## PROMPT:
Report all lines holding "推荐理由".

* * * * * * *

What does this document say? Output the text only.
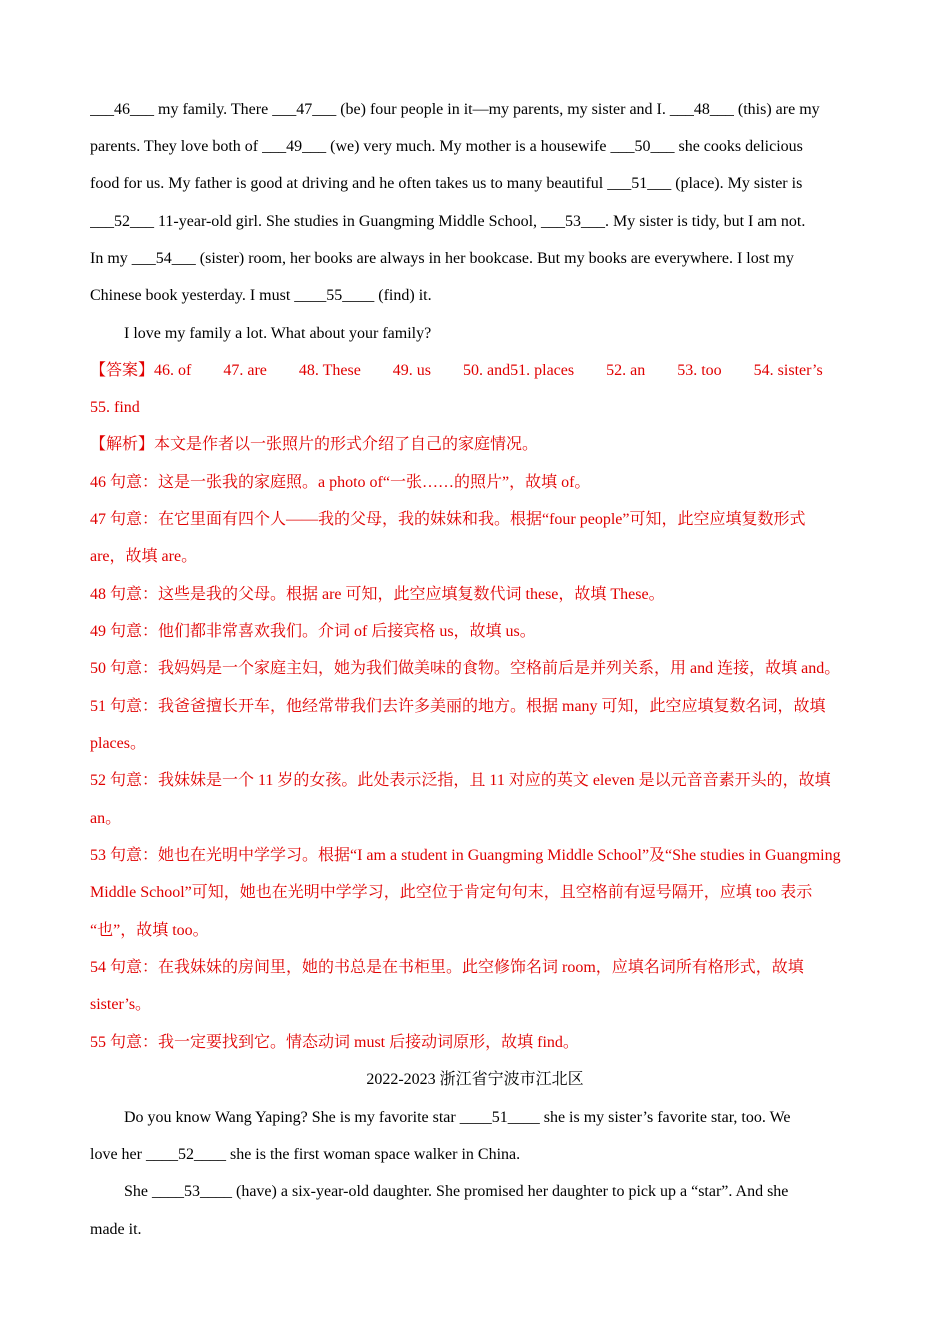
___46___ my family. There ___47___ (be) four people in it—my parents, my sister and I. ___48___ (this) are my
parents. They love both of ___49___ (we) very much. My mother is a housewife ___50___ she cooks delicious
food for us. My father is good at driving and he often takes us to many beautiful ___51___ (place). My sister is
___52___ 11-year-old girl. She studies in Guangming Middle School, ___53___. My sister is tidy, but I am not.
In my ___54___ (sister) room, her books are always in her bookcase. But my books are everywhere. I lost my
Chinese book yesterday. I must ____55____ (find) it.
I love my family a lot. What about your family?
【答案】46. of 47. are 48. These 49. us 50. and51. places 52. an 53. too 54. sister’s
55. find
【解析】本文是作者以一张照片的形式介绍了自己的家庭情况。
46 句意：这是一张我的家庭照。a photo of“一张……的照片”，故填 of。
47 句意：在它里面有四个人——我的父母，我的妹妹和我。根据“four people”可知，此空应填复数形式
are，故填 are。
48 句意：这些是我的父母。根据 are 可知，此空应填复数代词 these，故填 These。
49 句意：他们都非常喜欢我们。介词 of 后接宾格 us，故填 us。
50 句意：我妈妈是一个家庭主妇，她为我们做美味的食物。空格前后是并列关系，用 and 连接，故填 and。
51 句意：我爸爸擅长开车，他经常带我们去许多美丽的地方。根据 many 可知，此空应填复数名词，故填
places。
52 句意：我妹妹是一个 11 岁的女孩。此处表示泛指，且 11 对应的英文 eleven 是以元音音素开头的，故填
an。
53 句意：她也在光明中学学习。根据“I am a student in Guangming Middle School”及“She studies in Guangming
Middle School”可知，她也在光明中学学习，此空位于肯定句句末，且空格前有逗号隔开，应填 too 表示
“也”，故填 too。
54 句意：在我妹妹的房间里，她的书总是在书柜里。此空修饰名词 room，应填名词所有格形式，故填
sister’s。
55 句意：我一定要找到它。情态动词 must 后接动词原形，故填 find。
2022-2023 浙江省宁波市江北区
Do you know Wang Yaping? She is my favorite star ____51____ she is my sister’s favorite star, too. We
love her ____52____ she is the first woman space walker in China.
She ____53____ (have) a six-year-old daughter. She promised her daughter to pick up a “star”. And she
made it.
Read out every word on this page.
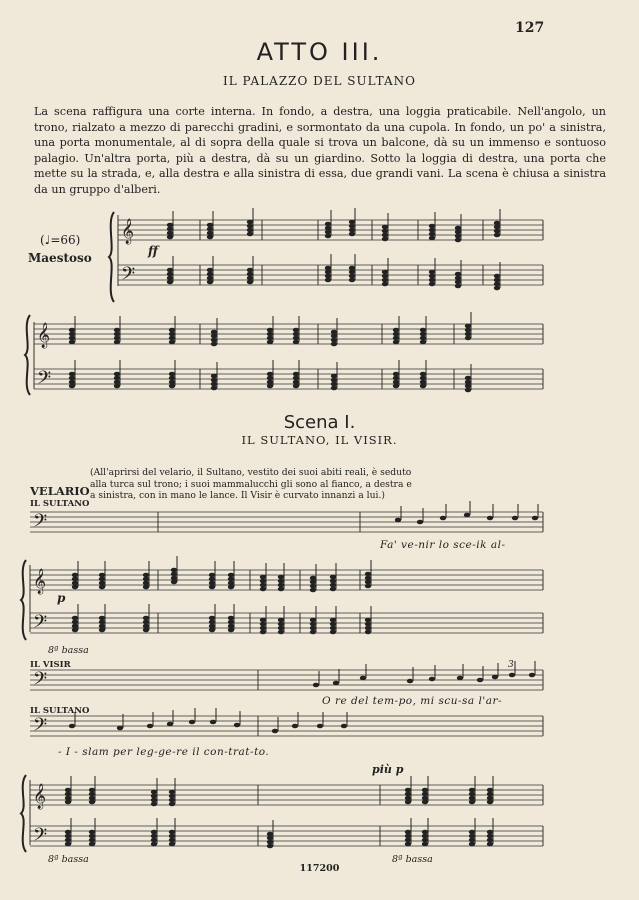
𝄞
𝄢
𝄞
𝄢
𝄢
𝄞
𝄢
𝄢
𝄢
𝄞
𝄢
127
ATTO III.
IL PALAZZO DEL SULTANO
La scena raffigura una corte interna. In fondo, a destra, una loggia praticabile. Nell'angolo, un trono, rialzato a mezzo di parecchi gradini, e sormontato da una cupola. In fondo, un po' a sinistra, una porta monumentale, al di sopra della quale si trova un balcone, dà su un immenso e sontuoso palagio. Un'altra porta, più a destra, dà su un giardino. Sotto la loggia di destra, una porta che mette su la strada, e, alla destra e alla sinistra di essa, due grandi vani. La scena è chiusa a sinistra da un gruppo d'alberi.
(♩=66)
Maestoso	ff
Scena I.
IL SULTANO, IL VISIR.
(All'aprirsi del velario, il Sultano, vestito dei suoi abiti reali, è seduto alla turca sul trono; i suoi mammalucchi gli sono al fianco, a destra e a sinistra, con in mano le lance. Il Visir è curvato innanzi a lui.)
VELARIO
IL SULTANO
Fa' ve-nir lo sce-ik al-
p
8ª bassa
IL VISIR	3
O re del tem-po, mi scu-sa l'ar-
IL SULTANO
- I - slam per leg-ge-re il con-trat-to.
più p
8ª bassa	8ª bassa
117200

* * * * * * *

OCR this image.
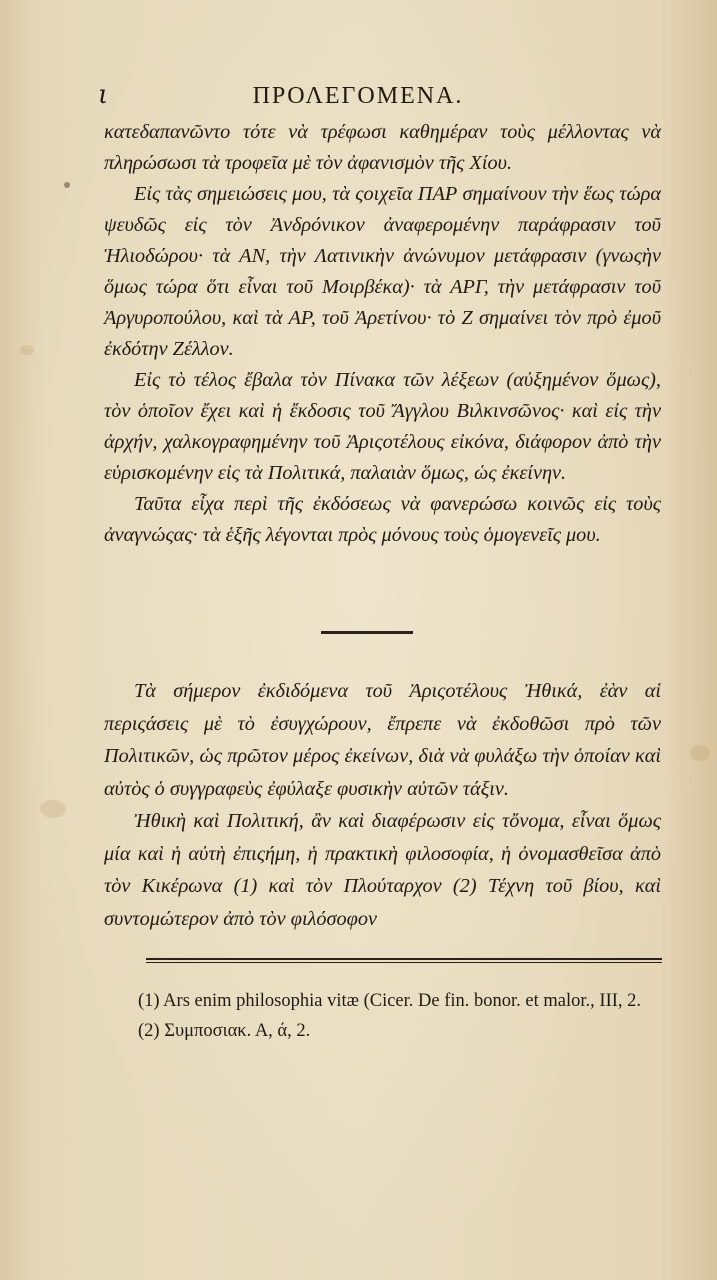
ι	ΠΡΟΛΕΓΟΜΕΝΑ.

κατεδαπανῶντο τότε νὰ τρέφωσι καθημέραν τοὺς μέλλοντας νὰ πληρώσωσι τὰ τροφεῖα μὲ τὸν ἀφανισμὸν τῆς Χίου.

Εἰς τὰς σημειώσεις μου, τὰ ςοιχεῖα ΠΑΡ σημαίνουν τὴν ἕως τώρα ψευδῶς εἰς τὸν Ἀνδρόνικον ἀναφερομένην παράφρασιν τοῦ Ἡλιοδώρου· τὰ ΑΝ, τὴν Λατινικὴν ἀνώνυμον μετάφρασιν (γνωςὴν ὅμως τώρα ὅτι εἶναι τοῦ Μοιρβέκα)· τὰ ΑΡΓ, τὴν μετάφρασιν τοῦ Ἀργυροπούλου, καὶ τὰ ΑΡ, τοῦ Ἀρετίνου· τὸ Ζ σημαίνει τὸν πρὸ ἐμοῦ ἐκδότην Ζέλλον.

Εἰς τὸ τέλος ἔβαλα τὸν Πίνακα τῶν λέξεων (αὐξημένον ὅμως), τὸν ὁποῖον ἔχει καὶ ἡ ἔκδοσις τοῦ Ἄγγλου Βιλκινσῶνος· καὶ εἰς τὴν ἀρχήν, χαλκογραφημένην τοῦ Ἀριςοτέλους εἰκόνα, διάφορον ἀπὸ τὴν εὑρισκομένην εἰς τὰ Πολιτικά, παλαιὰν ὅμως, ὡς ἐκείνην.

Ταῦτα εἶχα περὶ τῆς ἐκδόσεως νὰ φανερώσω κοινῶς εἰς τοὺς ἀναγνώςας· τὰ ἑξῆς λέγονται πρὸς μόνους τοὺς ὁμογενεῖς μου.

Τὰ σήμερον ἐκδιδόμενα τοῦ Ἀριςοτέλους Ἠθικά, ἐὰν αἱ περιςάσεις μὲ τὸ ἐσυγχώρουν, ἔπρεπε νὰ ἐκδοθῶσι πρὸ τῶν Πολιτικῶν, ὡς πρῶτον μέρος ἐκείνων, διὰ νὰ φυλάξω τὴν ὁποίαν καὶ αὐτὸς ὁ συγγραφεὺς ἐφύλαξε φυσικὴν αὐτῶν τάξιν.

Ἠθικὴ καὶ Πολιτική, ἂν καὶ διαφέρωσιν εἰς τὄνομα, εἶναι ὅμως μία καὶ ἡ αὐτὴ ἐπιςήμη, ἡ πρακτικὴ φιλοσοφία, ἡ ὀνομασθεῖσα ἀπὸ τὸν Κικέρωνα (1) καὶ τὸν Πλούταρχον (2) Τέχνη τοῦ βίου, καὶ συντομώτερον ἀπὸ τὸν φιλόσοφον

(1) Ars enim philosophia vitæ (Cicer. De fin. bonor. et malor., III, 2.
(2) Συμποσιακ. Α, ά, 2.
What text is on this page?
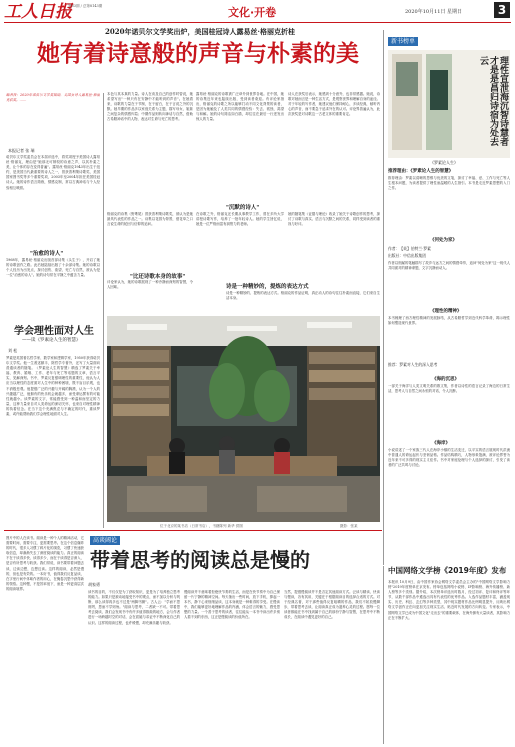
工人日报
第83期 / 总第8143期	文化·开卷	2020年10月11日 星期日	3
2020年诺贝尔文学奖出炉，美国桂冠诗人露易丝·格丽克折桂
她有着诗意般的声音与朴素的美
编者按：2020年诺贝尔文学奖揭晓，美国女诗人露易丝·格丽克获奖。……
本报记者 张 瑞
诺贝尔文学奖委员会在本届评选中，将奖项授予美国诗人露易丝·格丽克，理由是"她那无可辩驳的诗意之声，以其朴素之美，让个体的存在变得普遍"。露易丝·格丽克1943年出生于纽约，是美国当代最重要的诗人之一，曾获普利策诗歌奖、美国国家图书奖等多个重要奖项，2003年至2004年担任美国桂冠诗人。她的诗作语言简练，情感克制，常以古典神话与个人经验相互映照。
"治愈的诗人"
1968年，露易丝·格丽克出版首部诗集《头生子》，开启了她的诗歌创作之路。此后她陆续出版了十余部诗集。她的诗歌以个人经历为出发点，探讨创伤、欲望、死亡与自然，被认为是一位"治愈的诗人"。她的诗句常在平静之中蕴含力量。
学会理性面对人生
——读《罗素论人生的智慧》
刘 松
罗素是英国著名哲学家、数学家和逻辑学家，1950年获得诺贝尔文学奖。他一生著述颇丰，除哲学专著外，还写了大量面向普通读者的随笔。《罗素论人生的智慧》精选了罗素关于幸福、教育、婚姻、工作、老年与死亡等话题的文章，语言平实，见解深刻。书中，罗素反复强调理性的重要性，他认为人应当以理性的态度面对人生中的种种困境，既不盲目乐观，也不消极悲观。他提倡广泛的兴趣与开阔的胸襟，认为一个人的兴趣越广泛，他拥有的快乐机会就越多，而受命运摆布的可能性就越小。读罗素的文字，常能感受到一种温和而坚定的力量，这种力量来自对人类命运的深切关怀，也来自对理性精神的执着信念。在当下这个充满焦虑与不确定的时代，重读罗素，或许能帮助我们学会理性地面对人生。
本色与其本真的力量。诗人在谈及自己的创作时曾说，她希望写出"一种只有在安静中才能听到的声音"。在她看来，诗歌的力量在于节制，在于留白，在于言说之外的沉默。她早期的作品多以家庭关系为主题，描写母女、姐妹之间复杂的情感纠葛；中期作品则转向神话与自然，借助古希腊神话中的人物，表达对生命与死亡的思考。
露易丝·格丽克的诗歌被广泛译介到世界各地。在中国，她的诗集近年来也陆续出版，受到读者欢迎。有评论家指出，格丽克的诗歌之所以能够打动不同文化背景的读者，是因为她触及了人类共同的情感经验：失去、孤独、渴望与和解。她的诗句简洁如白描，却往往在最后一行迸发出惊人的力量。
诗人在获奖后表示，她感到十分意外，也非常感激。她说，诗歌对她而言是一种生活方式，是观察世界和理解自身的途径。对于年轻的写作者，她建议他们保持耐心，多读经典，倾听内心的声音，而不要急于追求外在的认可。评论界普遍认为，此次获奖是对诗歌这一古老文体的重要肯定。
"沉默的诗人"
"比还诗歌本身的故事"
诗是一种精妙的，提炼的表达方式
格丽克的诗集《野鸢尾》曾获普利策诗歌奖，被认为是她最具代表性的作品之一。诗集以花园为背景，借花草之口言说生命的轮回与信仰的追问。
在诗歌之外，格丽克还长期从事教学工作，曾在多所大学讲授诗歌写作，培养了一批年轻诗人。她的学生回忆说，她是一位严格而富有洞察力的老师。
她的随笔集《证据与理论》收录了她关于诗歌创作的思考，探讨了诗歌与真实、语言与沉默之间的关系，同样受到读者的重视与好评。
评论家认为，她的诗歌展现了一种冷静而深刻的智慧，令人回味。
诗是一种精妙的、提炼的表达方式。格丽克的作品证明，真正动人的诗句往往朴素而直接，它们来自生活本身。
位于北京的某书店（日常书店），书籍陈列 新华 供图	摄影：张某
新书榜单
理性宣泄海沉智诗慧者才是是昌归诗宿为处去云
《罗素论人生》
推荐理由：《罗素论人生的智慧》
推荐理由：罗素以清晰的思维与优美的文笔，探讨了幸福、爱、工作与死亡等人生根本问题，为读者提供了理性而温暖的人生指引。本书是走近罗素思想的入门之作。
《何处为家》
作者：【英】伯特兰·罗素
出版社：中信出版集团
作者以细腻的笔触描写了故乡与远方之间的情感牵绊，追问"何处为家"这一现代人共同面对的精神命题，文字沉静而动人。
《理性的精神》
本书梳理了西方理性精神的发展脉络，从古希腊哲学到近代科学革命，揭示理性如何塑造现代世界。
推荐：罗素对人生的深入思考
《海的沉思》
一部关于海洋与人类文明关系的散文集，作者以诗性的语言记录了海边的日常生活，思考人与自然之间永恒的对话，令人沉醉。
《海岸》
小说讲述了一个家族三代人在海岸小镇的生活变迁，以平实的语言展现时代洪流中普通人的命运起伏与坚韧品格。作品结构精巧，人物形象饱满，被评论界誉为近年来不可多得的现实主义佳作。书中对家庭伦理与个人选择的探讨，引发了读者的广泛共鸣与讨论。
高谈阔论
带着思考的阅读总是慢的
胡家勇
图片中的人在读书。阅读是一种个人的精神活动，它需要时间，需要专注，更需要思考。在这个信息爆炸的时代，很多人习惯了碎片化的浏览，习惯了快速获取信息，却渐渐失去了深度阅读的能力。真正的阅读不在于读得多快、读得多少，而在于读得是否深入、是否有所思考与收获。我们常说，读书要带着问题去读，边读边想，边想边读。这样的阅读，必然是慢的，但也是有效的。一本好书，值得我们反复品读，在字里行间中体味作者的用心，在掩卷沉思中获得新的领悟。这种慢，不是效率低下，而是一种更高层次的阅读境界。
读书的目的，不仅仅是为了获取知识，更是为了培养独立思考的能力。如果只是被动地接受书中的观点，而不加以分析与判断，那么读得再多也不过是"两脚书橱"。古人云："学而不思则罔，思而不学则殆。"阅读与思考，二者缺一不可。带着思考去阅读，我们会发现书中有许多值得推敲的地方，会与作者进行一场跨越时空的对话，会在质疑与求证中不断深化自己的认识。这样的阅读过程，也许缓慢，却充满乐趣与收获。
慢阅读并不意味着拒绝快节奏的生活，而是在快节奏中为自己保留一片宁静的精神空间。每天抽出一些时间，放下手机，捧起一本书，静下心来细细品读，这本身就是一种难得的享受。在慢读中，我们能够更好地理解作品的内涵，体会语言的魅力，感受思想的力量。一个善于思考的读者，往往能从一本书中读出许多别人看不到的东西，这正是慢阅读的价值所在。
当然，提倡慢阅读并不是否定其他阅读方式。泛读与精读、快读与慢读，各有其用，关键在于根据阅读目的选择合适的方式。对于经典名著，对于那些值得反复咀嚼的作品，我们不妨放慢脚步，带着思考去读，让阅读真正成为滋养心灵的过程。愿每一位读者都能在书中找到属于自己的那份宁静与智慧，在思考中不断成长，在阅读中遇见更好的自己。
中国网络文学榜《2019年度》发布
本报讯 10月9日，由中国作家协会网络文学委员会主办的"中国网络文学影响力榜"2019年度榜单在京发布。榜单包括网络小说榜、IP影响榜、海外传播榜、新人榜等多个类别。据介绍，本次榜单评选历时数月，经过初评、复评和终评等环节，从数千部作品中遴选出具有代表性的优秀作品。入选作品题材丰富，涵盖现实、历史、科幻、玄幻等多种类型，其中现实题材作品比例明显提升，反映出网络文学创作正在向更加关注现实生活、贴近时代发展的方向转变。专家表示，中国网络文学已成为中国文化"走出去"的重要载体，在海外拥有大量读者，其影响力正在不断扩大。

* * * * * * *

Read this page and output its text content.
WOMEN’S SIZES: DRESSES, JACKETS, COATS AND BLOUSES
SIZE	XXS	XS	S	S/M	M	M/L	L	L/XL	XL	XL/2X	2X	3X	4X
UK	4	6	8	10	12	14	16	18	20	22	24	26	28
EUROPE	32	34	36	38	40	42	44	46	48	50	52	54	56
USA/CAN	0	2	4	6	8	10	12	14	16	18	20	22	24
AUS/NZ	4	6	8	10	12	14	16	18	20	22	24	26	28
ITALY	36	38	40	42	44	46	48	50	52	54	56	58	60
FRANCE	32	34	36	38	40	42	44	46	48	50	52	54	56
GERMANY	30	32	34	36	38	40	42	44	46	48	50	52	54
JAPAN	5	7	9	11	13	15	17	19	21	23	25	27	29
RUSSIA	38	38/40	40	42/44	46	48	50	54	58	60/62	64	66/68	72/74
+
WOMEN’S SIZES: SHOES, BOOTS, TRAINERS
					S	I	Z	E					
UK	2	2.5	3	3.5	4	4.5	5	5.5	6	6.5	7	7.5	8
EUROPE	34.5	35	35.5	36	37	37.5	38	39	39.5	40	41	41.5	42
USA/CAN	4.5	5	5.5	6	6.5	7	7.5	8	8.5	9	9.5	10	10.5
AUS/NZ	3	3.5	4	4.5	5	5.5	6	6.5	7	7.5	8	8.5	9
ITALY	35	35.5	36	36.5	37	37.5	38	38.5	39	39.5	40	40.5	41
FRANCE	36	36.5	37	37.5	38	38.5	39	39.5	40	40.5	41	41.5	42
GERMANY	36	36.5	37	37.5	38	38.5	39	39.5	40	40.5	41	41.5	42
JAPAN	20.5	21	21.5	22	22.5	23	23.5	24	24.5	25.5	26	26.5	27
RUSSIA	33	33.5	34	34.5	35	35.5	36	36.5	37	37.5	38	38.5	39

* * * * * * *

## EXPECTED OUTPUT:
推荐理由：《罗素论人生的智慧》
推荐理由：罗素以清晰的思维与优美的文笔，探讨了幸福、爱、工作与死亡等人生根本问题，为读者提供了理性而温暖的人生指引。本书是走近罗素思想的入门之作。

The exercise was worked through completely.